Your task: Extract every line where the string "logo" appears.
··· Data records
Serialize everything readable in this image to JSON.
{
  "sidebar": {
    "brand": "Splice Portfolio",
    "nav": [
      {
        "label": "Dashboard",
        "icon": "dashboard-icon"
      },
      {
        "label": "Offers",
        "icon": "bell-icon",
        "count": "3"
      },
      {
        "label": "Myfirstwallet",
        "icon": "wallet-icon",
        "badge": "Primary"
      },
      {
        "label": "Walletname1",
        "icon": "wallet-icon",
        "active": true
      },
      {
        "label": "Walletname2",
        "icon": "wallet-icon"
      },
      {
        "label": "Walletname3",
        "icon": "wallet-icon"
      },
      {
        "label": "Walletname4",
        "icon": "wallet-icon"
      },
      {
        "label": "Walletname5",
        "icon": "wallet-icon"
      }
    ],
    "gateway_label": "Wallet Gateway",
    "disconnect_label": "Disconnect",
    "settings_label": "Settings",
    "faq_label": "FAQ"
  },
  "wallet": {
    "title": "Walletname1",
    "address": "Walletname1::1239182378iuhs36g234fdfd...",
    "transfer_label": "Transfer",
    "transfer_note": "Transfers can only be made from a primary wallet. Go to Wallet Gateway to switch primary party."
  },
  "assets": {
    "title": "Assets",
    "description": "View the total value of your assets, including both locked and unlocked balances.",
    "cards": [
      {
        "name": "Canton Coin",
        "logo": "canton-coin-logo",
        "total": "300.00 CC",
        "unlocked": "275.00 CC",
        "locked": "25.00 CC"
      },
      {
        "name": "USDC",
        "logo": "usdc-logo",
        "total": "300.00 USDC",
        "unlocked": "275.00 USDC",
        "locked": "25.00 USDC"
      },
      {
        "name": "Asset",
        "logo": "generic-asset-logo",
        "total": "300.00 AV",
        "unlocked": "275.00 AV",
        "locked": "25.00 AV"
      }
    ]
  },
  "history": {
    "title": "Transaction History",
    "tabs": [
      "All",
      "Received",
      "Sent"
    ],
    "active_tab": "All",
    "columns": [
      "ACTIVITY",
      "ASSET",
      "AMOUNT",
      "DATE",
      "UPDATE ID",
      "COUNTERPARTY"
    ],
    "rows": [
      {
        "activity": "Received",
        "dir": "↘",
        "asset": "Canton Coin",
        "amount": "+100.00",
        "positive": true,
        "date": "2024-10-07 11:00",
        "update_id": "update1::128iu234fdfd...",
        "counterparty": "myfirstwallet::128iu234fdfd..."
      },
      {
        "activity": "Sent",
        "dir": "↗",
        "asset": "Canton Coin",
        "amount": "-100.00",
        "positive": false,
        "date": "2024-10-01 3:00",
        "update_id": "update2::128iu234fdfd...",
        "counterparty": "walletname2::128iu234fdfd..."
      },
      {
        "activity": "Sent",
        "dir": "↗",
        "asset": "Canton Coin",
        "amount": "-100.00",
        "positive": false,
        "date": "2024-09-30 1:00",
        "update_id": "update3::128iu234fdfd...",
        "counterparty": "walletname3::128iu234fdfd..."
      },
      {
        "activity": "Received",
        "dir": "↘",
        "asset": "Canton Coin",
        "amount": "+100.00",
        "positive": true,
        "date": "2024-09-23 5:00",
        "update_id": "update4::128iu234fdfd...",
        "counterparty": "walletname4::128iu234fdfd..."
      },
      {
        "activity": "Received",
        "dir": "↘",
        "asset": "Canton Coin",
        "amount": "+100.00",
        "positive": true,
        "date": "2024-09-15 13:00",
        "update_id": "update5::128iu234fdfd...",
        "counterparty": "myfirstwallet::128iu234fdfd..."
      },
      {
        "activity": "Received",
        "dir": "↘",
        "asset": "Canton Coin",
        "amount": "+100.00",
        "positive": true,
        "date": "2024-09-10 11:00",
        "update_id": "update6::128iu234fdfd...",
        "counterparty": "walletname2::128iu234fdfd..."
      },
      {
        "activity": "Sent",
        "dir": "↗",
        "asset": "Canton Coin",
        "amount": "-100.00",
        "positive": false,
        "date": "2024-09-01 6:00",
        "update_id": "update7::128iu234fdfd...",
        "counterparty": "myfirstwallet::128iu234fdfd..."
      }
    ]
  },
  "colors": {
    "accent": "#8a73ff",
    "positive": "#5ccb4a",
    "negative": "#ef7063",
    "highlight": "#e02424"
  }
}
······
Correct result:
        "logo": "canton-coin-logo",
        "logo": "usdc-logo",
        "logo": "generic-asset-logo",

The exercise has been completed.